DIRECTIONS -
A - Answer these questions from the canonical schema RFC, one line each:
(i) At what directory path is the canonical schema layer to be adopted?
(ii) Which legacy ATS systems does the RFC name?
(iii) What three qualities must the integration contract have so AI agents can discover and validate it on their own?
B - Extend the canonical schema RFC by writing what comes after the paragraph that ends its Motivation section.

SELECTED EXTRACT -
----------------

RFC-001: Canonical Schema Layer — HR-Standard-Aligned Lingua Franca

Summary

Adopt a canonical schema layer at backend/domains/canonical/ aligned with HR Open 4.5, Schema.org JobPosting, O*NET/SOC, ESCO, Merge / Finch / Apideck common models. Internal Flux models (backend/domains/hiring/schemas.py) project to and from canonical; legacy systems and external integrations are coded against canonical, never against internal Flux schemas. The canonical layer is the external contract of the platform.

Motivation

Flux integrates with many external systems: legacy ATS (JazzHR, Lever, Jobvite), HRIS / payroll (via Merge / Finch), job boards (Indeed, JobGet, VONQ), and customer-specific HRIS instances (Paychex). Coding integrations against internal Flux models couples external partners to our internal evolution and makes it impossible to support an industry-standard contract. The PRD-driving constraint is that AI agents must be able to discover and validate integration contracts autonomously — meaning the contract has to be machine-readable, standards-aligned, and stable. Internal Flux models churn (new fields, renamed enums) at a rate incompatible with that requirement.

----------------

DATA SHOWN -
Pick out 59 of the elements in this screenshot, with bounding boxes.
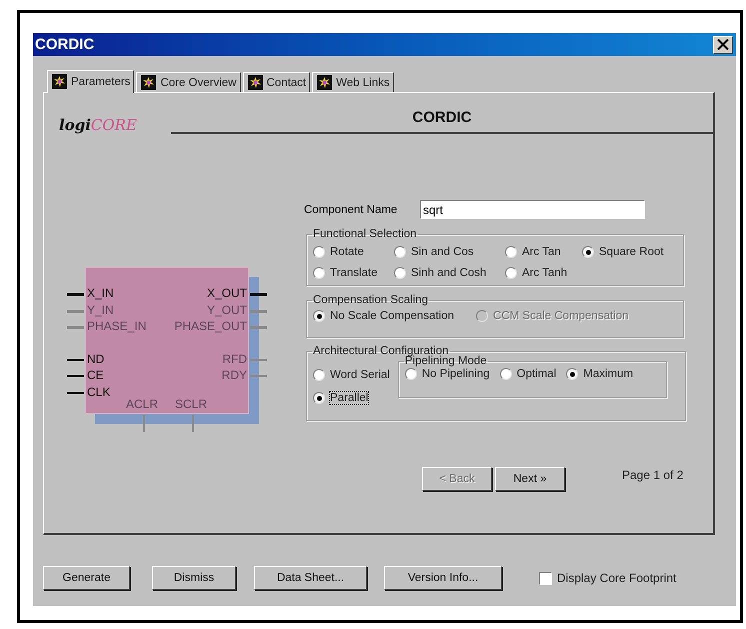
pin-line	[67, 392, 84, 394]
pin-label: CLK	[87, 384, 110, 398]
radio-button[interactable]: Optimal	[500, 368, 556, 380]
tab[interactable]: Web Links	[312, 72, 394, 92]
group-title: Functional Selection	[312, 228, 418, 240]
radio-button[interactable]: No Pipelining	[404, 368, 490, 380]
pin-label: PHASE_IN	[87, 319, 146, 333]
burst-icon	[141, 75, 156, 90]
tab[interactable]: Parameters	[47, 70, 134, 93]
burst-icon	[52, 74, 67, 89]
radio-button[interactable]: No Scale Compensation	[313, 310, 454, 322]
pin-line	[250, 358, 267, 360]
pin-line	[250, 375, 267, 377]
pin-label: CE	[87, 368, 104, 382]
pin-label: SCLR	[175, 397, 208, 411]
burst-icon	[248, 75, 262, 90]
page-indicator: Page 1 of 2	[622, 468, 684, 482]
pin-label: ACLR	[126, 397, 158, 411]
radio-button[interactable]: Rotate	[313, 246, 394, 258]
tab[interactable]: Contact	[242, 72, 310, 92]
pin-label: PHASE_OUT	[174, 319, 247, 333]
input-field[interactable]: sqrt	[420, 200, 645, 219]
close-button[interactable]	[713, 36, 733, 54]
window-title: CORDIC	[35, 36, 94, 53]
close-icon	[717, 39, 729, 50]
checkbox[interactable]: Display Core Footprint	[539, 571, 676, 585]
pin-line	[192, 415, 194, 432]
burst-icon	[317, 75, 332, 90]
dialog-button[interactable]: Version Info...	[384, 566, 502, 590]
pin-label: ND	[87, 352, 104, 366]
tab[interactable]: Core Overview	[136, 72, 240, 92]
radio-button[interactable]: Word Serial	[313, 369, 390, 381]
dialog-button[interactable]: Dismiss	[152, 566, 236, 590]
dialog-button[interactable]: Data Sheet...	[254, 566, 367, 590]
pin-line	[67, 358, 84, 360]
group-title: Pipelining Mode	[404, 355, 488, 367]
radio-button[interactable]: Translate	[313, 267, 394, 279]
field-label: Component Name	[304, 204, 398, 216]
pin-label: RDY	[222, 368, 247, 382]
radio-button[interactable]: Arc Tanh	[505, 267, 582, 279]
radio-button[interactable]: Square Root	[582, 246, 677, 258]
pin-line	[143, 415, 145, 432]
radio-button[interactable]: Sin and Cos	[394, 246, 505, 258]
radio-button[interactable]: Parallel	[313, 392, 390, 404]
radio-button[interactable]: Sinh and Cosh	[394, 267, 505, 279]
pin-label: RFD	[222, 352, 247, 366]
pin-label: Y_OUT	[206, 302, 247, 316]
pin-label: X_IN	[87, 286, 114, 300]
dialog-button[interactable]: Generate	[43, 566, 130, 590]
pin-line	[67, 375, 84, 377]
logo: logiCORE	[59, 116, 138, 134]
group-title: Compensation Scaling	[312, 294, 430, 306]
radio-button[interactable]: Maximum	[566, 368, 634, 380]
pin-label: Y_IN	[87, 302, 114, 316]
pin-label: X_OUT	[206, 286, 247, 300]
radio-button[interactable]: Arc Tan	[505, 246, 582, 258]
group-title: Architectural Configuration	[312, 345, 449, 357]
next-button[interactable]: Next »	[495, 467, 565, 491]
core-title: CORDIC	[412, 109, 472, 126]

----------------

EXPECTED OUTPUTS -
A -
(i) backend/domains/canonical/
(ii) JazzHR, Lever, and Jobvite
(iii) Machine-readable, standards-aligned, and stable

B -
Detailed Design

Architecture

External / Legacy Systems
      ↑↓
┌───────────────────────────────────────────────┐
│  Canonical Schema Layer                       │
│  backend/domains/canonical/                   │
│                                               │
│   schemas/         9 canonical entities       │
│   crosswalks/      enum mappings ↔ standards  │
│   projections/                                │
│     flux_*         internal Flux ↔ canonical  │
│     external/      Schema.org / Merge / Finch │
│     legacy/        per-vendor projections     │
│   api/             REST endpoints             │
│   tools/           LangChain MCP tools        │
│   external_specs/  cached vendor OpenAPI      │
└───────────────────────────────────────────────┘
      ↑↓
Internal Flux Domain Models
backend/domains/hiring/schemas.py

The 9 canonical entities are: Job, Candidate, Application, Interview, Offer, Employee, Organization, Skill, Compensation. Every canonical model carries provenance: source_system + source_id.

Data Model

Canonical models are Pydantic v2. They include:

Standards alignment fields — fields named to match HR Open 4.5 / Schema.org wherever possible (e.g., Job.employmentType aligned with Schema.org’s JobPosting.employmentType)
Crosswalk-backed enums — values map to standard codes via canonical/crosswalks/ tables (O*NET/SOC, ESCO, ISO country/currency)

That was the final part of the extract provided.